Exercise task -
Reproduce the entries below in full, word for word.

Dataset items -
START

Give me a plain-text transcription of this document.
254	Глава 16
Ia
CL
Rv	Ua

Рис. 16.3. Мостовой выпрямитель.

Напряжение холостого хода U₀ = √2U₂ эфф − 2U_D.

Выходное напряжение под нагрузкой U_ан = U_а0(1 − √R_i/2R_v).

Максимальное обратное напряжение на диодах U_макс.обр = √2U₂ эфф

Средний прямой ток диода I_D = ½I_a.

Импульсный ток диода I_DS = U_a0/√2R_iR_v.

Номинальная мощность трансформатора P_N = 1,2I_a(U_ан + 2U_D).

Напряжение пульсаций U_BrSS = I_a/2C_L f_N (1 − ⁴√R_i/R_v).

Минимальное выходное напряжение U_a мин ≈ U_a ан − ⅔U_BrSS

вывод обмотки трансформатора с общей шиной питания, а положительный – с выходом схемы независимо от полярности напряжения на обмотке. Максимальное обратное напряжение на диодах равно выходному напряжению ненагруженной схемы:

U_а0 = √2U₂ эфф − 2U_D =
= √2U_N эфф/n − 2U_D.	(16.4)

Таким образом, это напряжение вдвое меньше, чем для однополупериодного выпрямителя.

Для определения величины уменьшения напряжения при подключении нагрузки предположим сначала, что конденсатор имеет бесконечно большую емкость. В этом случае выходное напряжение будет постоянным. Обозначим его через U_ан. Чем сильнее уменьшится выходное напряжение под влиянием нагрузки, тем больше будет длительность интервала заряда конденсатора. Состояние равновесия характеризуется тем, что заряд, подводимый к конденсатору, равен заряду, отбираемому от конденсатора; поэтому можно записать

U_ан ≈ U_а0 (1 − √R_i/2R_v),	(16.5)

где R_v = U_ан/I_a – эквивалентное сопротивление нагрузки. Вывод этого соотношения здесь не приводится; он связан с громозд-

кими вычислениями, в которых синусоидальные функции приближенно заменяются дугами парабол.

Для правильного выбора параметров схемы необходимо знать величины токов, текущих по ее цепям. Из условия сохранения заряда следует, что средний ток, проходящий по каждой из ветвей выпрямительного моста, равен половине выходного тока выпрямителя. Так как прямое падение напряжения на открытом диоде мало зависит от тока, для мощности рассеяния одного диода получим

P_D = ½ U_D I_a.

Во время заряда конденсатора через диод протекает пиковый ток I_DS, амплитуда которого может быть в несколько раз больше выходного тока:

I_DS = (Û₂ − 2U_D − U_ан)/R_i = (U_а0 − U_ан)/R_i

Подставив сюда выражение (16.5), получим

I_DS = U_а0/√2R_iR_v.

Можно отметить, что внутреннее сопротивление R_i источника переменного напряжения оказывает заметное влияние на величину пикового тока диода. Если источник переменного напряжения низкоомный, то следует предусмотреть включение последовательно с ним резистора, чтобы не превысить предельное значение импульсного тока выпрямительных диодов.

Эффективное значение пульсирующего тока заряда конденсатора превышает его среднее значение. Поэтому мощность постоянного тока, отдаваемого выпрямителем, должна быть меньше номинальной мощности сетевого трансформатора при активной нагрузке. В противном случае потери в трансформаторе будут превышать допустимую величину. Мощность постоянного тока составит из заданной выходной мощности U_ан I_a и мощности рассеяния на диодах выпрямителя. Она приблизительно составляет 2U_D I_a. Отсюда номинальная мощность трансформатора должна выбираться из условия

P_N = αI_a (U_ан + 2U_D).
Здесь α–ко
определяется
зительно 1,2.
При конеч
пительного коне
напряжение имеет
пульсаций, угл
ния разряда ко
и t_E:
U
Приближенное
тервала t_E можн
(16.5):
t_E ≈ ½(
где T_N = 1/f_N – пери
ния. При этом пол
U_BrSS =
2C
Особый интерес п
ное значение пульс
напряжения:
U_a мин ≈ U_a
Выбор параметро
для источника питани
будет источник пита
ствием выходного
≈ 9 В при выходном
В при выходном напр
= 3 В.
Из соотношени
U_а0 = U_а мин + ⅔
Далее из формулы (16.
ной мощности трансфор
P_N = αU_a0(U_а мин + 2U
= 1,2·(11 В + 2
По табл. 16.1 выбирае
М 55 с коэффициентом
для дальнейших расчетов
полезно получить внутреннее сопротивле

END

Exercise output -
Give me a plain-text transcription of this document.
254	Глава 16
Ia
CL
Rv	Ua

Рис. 16.3. Мостовой выпрямитель.

Напряжение холостого хода U₀ = √2U₂ эфф − 2U_D.

Выходное напряжение под нагрузкой U_ан = U_а0(1 − √R_i/2R_v).

Максимальное обратное напряжение на диодах U_макс.обр = √2U₂ эфф

Средний прямой ток диода I_D = ½I_a.

Импульсный ток диода I_DS = U_a0/√2R_iR_v.

Номинальная мощность трансформатора P_N = 1,2I_a(U_ан + 2U_D).

Напряжение пульсаций U_BrSS = I_a/2C_L f_N (1 − ⁴√R_i/R_v).

Минимальное выходное напряжение U_a мин ≈ U_a ан − ⅔U_BrSS

вывод обмотки трансформатора с общей шиной питания, а положительный – с выходом схемы независимо от полярности напряжения на обмотке. Максимальное обратное напряжение на диодах равно выходному напряжению ненагруженной схемы:

U_а0 = √2U₂ эфф − 2U_D =
= √2U_N эфф/n − 2U_D.	(16.4)

Таким образом, это напряжение вдвое меньше, чем для однополупериодного выпрямителя.

Для определения величины уменьшения напряжения при подключении нагрузки предположим сначала, что конденсатор имеет бесконечно большую емкость. В этом случае выходное напряжение будет постоянным. Обозначим его через U_ан. Чем сильнее уменьшится выходное напряжение под влиянием нагрузки, тем больше будет длительность интервала заряда конденсатора. Состояние равновесия характеризуется тем, что заряд, подводимый к конденсатору, равен заряду, отбираемому от конденсатора; поэтому можно записать

U_ан ≈ U_а0 (1 − √R_i/2R_v),	(16.5)

где R_v = U_ан/I_a – эквивалентное сопротивление нагрузки. Вывод этого соотношения здесь не приводится; он связан с громозд-

кими вычислениями, в которых синусоидальные функции приближенно заменяются дугами парабол.

Для правильного выбора параметров схемы необходимо знать величины токов, текущих по ее цепям. Из условия сохранения заряда следует, что средний ток, проходящий по каждой из ветвей выпрямительного моста, равен половине выходного тока выпрямителя. Так как прямое падение напряжения на открытом диоде мало зависит от тока, для мощности рассеяния одного диода получим

P_D = ½ U_D I_a.

Во время заряда конденсатора через диод протекает пиковый ток I_DS, амплитуда которого может быть в несколько раз больше выходного тока:

I_DS = (Û₂ − 2U_D − U_ан)/R_i = (U_а0 − U_ан)/R_i

Подставив сюда выражение (16.5), получим

I_DS = U_а0/√2R_iR_v.

Можно отметить, что внутреннее сопротивление R_i источника переменного напряжения оказывает заметное влияние на величину пикового тока диода. Если источник переменного напряжения низкоомный, то следует предусмотреть включение последовательно с ним резистора, чтобы не превысить предельное значение импульсного тока выпрямительных диодов.

Эффективное значение пульсирующего тока заряда конденсатора превышает его среднее значение. Поэтому мощность постоянного тока, отдаваемого выпрямителем, должна быть меньше номинальной мощности сетевого трансформатора при активной нагрузке. В противном случае потери в трансформаторе будут превышать допустимую величину. Мощность постоянного тока составит из заданной выходной мощности U_ан I_a и мощности рассеяния на диодах выпрямителя. Она приблизительно составляет 2U_D I_a. Отсюда номинальная мощность трансформатора должна выбираться из условия

P_N = αI_a (U_ан + 2U_D).
Здесь α–ко
определяется
зительно 1,2.
При конеч
пительного коне
напряжение имеет
пульсаций, угл
ния разряда ко
и t_E:
U
Приближенное
тервала t_E можн
(16.5):
t_E ≈ ½(
где T_N = 1/f_N – пери
ния. При этом пол
U_BrSS =
2C
Особый интерес п
ное значение пульс
напряжения:
U_a мин ≈ U_a
Выбор параметро
для источника питани
будет источник пита
ствием выходного
≈ 9 В при выходном
В при выходном напр
= 3 В.
Из соотношени
U_а0 = U_а мин + ⅔
Далее из формулы (16.
ной мощности трансфор
P_N = αU_a0(U_а мин + 2U
= 1,2·(11 В + 2
По табл. 16.1 выбирае
М 55 с коэффициентом
для дальнейших расчетов
полезно получить внутреннее сопротивле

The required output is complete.